▸ Text section
START
This jQuery one-liner simply unlinks all red links. This snippet actually inserts linked texts before links and then remove these links.
$("a.new").before(function(){ return this.textContent }).remove();
The function in before returns what to remain after link removal. The this refers to the currently iterated element due to jQuery's design. If we want to completely remove a link, make the function return nothing then. The following example completely removes red category links and treat other red links as usual.
$("a.new").before(function(){
  if (!this.title.startsWith("Category:"))
    return this.textContent;
}).remove();
Chen-Pang He (talk) —Preceding undated comment added 07:40, 6 May 2017 (UTC)[reply]

Sorry, but I don't understand what you are trying to achieve. If you want to remove red links from the DOM (in the generated code of the view), then you can use Javascript (faster) or jQuery (slower) to remove or replace all of them eventually at once, or do more things on each of them in a loop. With Javascript you need to use one of "getElementsByClassName" (for example applied to class="new") or "getElementsByTagName" for all <a> elements, and then you can apply styles ('_color_', '_cursor_', …) or replace them with your own content such as their "innerHTML" values. With jQuery >= 1.2 you can use something like $(".new").replaceWith(function() { return $(this).text(); }); or $(".new").replaceWith(function() { return this.innerHTML; });, while with jQuery >= 1.4 you can use the unwrap function like this: $(".new").contents().unwrap();. jQuery seems to be shorter, but this is because you do not see the whole code that is behind the execution of it, and it is much slower than doing it in native Javascript (when it is well written, of course). All of them, Javascript and jQuery, should be wrapped into a document ready function (via Javascript or jQuery), a setTimeout functions or both. If you need to store their values, then you can create a for or a while loop for each of them and the do whatever you want to. Of course, if you are working on the source code, then the above does not apply at all. About the regex, I need more about the data, plus tests and examples. The reason for its multiple matches has been well explained above. Just a note, if you are sending and parsin a huge quantity of data, for example the whole content of an article, then something like PERL is always the faster and the better solution possible because it was conceived for reporting of the big log files such as those generated by a server. AWK and sed are also good with this. Unfortunately, I do not think that they are available here. –pjoef (talkcontribs) 12:18, 6 May 2017 (UTC)[reply]

The script is User:The Transhumanist/OLUtils.js, and the section we are working on here is for processing outlines, and starts with this:
if (document.title.indexOf("Outline ") != -1) {.
END
▸ Data listing
START
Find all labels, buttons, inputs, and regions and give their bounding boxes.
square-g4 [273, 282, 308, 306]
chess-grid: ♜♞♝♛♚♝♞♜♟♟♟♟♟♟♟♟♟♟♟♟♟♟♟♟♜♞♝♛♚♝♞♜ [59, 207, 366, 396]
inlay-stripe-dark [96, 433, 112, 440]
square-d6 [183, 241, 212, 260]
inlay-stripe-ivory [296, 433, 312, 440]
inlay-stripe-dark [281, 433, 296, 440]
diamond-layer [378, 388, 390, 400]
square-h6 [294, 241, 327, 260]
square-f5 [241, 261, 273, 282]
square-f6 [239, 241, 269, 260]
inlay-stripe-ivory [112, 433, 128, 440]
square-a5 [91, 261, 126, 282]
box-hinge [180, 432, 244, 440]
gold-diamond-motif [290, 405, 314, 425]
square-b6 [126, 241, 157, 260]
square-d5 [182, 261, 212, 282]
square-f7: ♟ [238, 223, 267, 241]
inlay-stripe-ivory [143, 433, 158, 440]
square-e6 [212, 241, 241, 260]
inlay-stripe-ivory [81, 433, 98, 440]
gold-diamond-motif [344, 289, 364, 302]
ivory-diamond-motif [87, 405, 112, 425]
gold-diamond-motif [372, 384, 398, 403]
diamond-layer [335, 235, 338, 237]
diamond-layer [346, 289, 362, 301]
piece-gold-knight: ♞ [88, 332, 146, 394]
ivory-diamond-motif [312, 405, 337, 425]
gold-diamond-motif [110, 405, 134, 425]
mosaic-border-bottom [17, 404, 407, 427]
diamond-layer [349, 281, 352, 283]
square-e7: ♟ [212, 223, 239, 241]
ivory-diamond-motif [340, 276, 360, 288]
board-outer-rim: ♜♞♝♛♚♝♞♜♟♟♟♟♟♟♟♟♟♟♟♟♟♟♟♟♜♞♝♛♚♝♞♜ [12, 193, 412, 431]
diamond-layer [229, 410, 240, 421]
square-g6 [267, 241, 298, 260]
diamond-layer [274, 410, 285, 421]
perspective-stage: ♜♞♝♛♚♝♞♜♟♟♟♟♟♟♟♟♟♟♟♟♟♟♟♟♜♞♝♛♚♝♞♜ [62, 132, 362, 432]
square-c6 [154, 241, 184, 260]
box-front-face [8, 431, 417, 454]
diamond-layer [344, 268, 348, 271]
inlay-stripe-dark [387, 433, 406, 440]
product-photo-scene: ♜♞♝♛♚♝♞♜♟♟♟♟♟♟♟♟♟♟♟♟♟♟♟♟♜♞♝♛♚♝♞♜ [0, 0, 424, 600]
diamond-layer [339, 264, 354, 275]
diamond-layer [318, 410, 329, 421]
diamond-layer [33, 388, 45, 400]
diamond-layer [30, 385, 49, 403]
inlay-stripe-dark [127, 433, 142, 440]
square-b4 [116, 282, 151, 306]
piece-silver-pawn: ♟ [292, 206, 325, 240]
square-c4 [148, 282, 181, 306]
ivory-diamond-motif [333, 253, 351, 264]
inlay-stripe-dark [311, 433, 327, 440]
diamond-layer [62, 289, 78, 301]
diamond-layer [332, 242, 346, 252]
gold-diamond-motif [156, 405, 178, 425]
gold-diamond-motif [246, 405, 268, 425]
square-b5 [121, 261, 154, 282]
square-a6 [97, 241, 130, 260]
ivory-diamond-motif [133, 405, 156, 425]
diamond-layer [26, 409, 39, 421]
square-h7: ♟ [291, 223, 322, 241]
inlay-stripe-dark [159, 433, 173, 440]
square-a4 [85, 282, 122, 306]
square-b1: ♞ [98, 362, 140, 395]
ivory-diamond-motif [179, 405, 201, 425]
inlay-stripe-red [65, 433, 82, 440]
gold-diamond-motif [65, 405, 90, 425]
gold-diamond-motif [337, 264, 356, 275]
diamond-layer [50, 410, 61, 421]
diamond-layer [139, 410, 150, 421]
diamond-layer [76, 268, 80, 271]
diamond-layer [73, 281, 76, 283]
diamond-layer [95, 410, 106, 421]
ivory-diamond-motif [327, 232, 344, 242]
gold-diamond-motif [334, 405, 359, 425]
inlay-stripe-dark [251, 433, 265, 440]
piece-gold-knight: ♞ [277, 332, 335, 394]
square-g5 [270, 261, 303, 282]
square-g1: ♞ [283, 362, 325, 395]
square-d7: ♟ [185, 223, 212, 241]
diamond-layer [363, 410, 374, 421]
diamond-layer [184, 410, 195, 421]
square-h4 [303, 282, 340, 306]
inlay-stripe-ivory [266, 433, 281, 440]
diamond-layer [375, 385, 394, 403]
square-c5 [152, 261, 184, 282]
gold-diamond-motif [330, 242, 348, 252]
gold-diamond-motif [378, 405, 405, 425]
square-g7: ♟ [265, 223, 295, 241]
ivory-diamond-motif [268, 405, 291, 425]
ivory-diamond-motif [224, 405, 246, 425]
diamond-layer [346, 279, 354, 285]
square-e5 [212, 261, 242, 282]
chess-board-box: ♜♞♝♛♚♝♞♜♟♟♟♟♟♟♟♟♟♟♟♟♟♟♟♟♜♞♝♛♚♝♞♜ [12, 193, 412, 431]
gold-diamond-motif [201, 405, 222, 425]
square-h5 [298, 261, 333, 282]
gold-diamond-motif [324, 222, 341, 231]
END
▸ Directives
[1] In the listing, from its first line through the line containing "square-c4 [148, 282, 181, 306]", rename "inlay-stripe-dark" to "inlay-stripe-ebony" and leave everything else unchanged.
[2] Continue the forum thread about unlinking red links, starting where it stops.

▸ Results of the exercise
[1]
Find all labels, buttons, inputs, and regions and give their bounding boxes.
square-g4 [273, 282, 308, 306]
chess-grid: ♜♞♝♛♚♝♞♜♟♟♟♟♟♟♟♟♟♟♟♟♟♟♟♟♜♞♝♛♚♝♞♜ [59, 207, 366, 396]
inlay-stripe-ebony [96, 433, 112, 440]
square-d6 [183, 241, 212, 260]
inlay-stripe-ivory [296, 433, 312, 440]
inlay-stripe-ebony [281, 433, 296, 440]
diamond-layer [378, 388, 390, 400]
square-h6 [294, 241, 327, 260]
square-f5 [241, 261, 273, 282]
square-f6 [239, 241, 269, 260]
inlay-stripe-ivory [112, 433, 128, 440]
square-a5 [91, 261, 126, 282]
box-hinge [180, 432, 244, 440]
gold-diamond-motif [290, 405, 314, 425]
square-b6 [126, 241, 157, 260]
square-d5 [182, 261, 212, 282]
square-f7: ♟ [238, 223, 267, 241]
inlay-stripe-ivory [143, 433, 158, 440]
square-e6 [212, 241, 241, 260]
inlay-stripe-ivory [81, 433, 98, 440]
gold-diamond-motif [344, 289, 364, 302]
ivory-diamond-motif [87, 405, 112, 425]
gold-diamond-motif [372, 384, 398, 403]
diamond-layer [335, 235, 338, 237]
diamond-layer [346, 289, 362, 301]
piece-gold-knight: ♞ [88, 332, 146, 394]
ivory-diamond-motif [312, 405, 337, 425]
gold-diamond-motif [110, 405, 134, 425]
mosaic-border-bottom [17, 404, 407, 427]
diamond-layer [349, 281, 352, 283]
square-e7: ♟ [212, 223, 239, 241]
ivory-diamond-motif [340, 276, 360, 288]
board-outer-rim: ♜♞♝♛♚♝♞♜♟♟♟♟♟♟♟♟♟♟♟♟♟♟♟♟♜♞♝♛♚♝♞♜ [12, 193, 412, 431]
diamond-layer [229, 410, 240, 421]
square-g6 [267, 241, 298, 260]
diamond-layer [274, 410, 285, 421]
perspective-stage: ♜♞♝♛♚♝♞♜♟♟♟♟♟♟♟♟♟♟♟♟♟♟♟♟♜♞♝♛♚♝♞♜ [62, 132, 362, 432]
square-c6 [154, 241, 184, 260]
box-front-face [8, 431, 417, 454]
diamond-layer [344, 268, 348, 271]
inlay-stripe-ebony [387, 433, 406, 440]
product-photo-scene: ♜♞♝♛♚♝♞♜♟♟♟♟♟♟♟♟♟♟♟♟♟♟♟♟♜♞♝♛♚♝♞♜ [0, 0, 424, 600]
diamond-layer [339, 264, 354, 275]
diamond-layer [318, 410, 329, 421]
diamond-layer [33, 388, 45, 400]
diamond-layer [30, 385, 49, 403]
inlay-stripe-ebony [127, 433, 142, 440]
square-b4 [116, 282, 151, 306]
piece-silver-pawn: ♟ [292, 206, 325, 240]
square-c4 [148, 282, 181, 306]

[2]
For outlines, the script is supposed to remove list item entries (including bullet and carriage return) that are comprised entirely of redlinks, but only if they have no children. Red end nodes. It goes through several iterations, just in case the removal of a red end node renders other red entries into end nodes. After all those have been removed, then the script deletes any red category links, and finally delinks the remaining embedded red links. I've provided a more in-depth explanation below under #What the script is supposed to do. For non-outlines, it just deletes red cats and delinks the rest of the redlinks. The Transhumanist 04:09, 7 May 2017 (UTC)[reply]

The whole regex

The sample I posted at the beginning of this thread was simplified to show the problem that it was returning 2 matches instead of the expected 1. So, I thought the script might do unexpected replacements, but that has not happened (yet). But I've run into other problems...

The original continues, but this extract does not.